What to produce:
Check every line of the data below for the string "time", and copy the ones that hold it.

Excerpted data:
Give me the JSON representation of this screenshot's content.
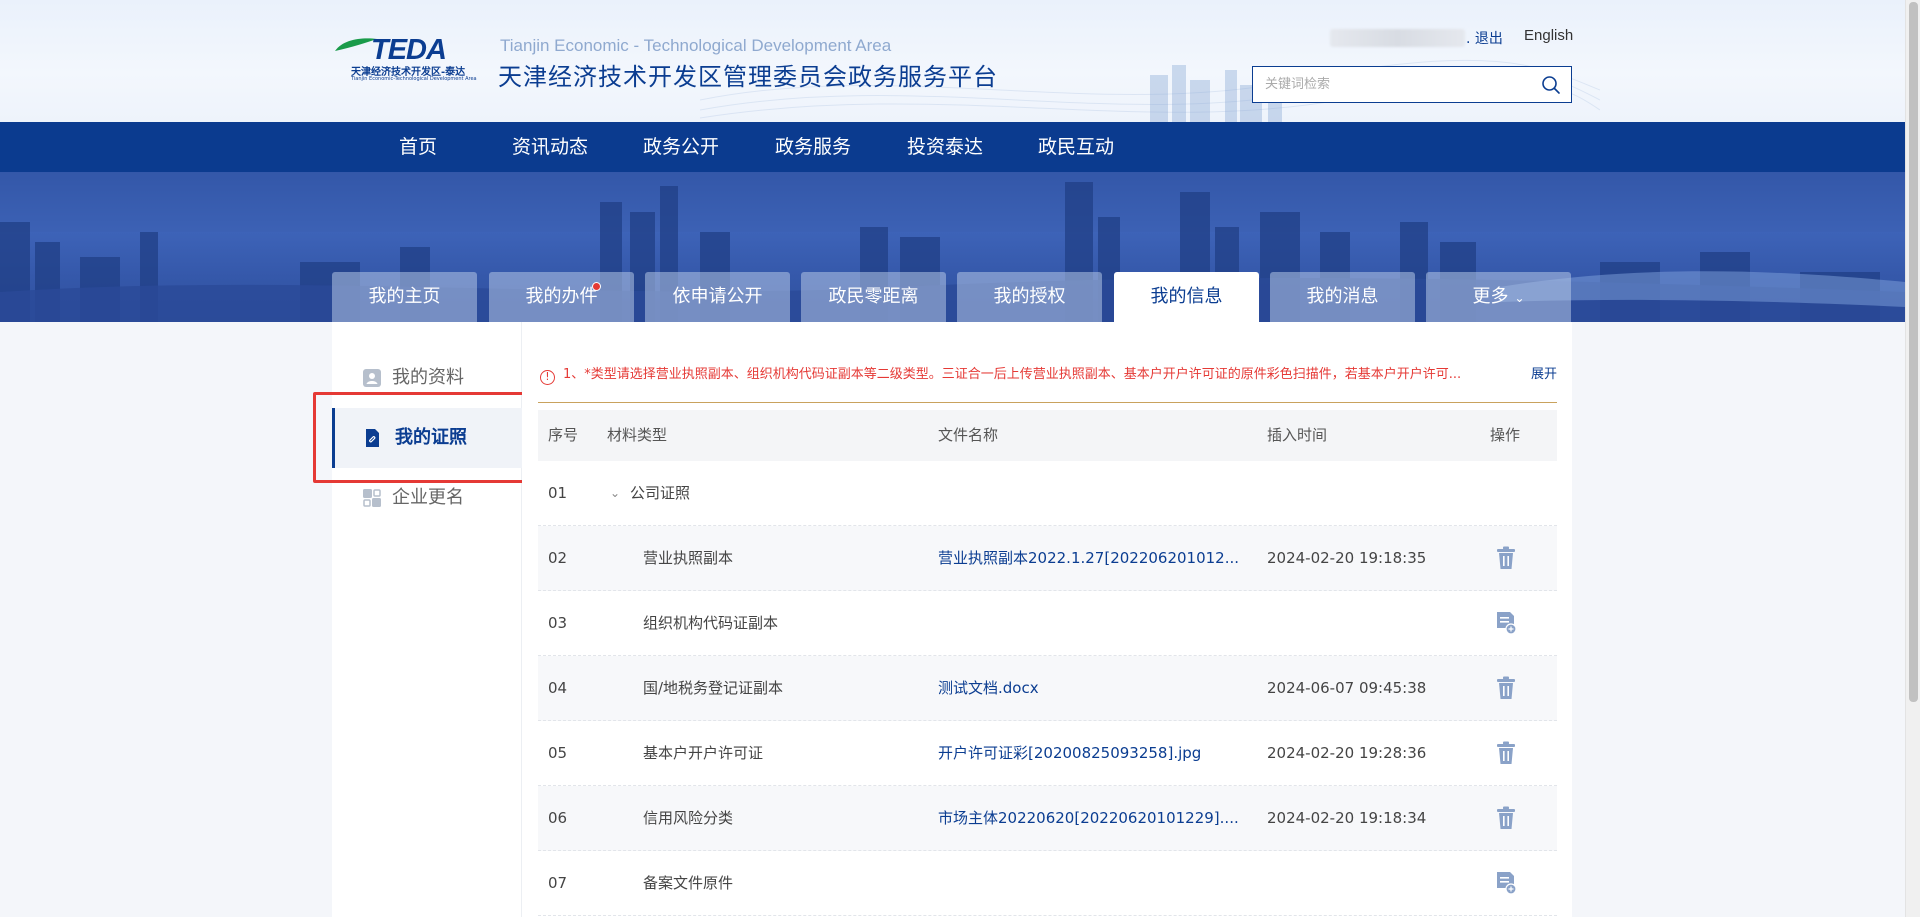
{
  "header": {
    "logo_text": "TEDA",
    "logo_cn": "天津经济技术开发区-泰达",
    "logo_en": "Tianjin Economic-Technological Development Area",
    "site_title_en": "Tianjin Economic - Technological Development Area",
    "site_title_cn": "天津经济技术开发区管理委员会政务服务平台",
    "logout": ". 退出",
    "english": "English",
    "search_placeholder": "关键词检索"
  },
  "nav": [
    "首页",
    "资讯动态",
    "政务公开",
    "政务服务",
    "投资泰达",
    "政民互动"
  ],
  "tabs": [
    {
      "label": "我的主页"
    },
    {
      "label": "我的办件",
      "badge": true
    },
    {
      "label": "依申请公开"
    },
    {
      "label": "政民零距离"
    },
    {
      "label": "我的授权"
    },
    {
      "label": "我的信息",
      "active": true
    },
    {
      "label": "我的消息"
    },
    {
      "label": "更多",
      "chevron": "⌄"
    }
  ],
  "sidebar": [
    {
      "label": "我的资料",
      "icon": "profile-icon"
    },
    {
      "label": "我的证照",
      "icon": "license-icon",
      "active": true
    },
    {
      "label": "企业更名",
      "icon": "rename-icon"
    }
  ],
  "notice": {
    "text": "1、*类型请选择营业执照副本、组织机构代码证副本等二级类型。三证合一后上传营业执照副本、基本户开户许可证的原件彩色扫描件，若基本户开户许可...",
    "expand": "展开"
  },
  "table": {
    "headers": [
      "序号",
      "材料类型",
      "文件名称",
      "插入时间",
      "操作"
    ],
    "rows": [
      {
        "no": "01",
        "type": "公司证照",
        "file": "",
        "time": "",
        "action": "",
        "group": true
      },
      {
        "no": "02",
        "type": "营业执照副本",
        "file": "营业执照副本2022.1.27[202206201012...",
        "time": "2024-02-20 19:18:35",
        "action": "delete"
      },
      {
        "no": "03",
        "type": "组织机构代码证副本",
        "file": "",
        "time": "",
        "action": "upload"
      },
      {
        "no": "04",
        "type": "国/地税务登记证副本",
        "file": "测试文档.docx",
        "time": "2024-06-07 09:45:38",
        "action": "delete"
      },
      {
        "no": "05",
        "type": "基本户开户许可证",
        "file": "开户许可证彩[20200825093258].jpg",
        "time": "2024-02-20 19:28:36",
        "action": "delete"
      },
      {
        "no": "06",
        "type": "信用风险分类",
        "file": "市场主体20220620[20220620101229]....",
        "time": "2024-02-20 19:18:34",
        "action": "delete"
      },
      {
        "no": "07",
        "type": "备案文件原件",
        "file": "",
        "time": "",
        "action": "upload"
      }
    ]
  },
  "colors": {
    "primary": "#0b3b8f",
    "alert": "#e53935",
    "highlight_box": "#e53935"
  }
}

Completed exercise:
        "time": "",
        "time": "2024-02-20 19:18:35",
        "time": "",
        "time": "2024-06-07 09:45:38",
        "time": "2024-02-20 19:28:36",
        "time": "2024-02-20 19:18:34",
        "time": "",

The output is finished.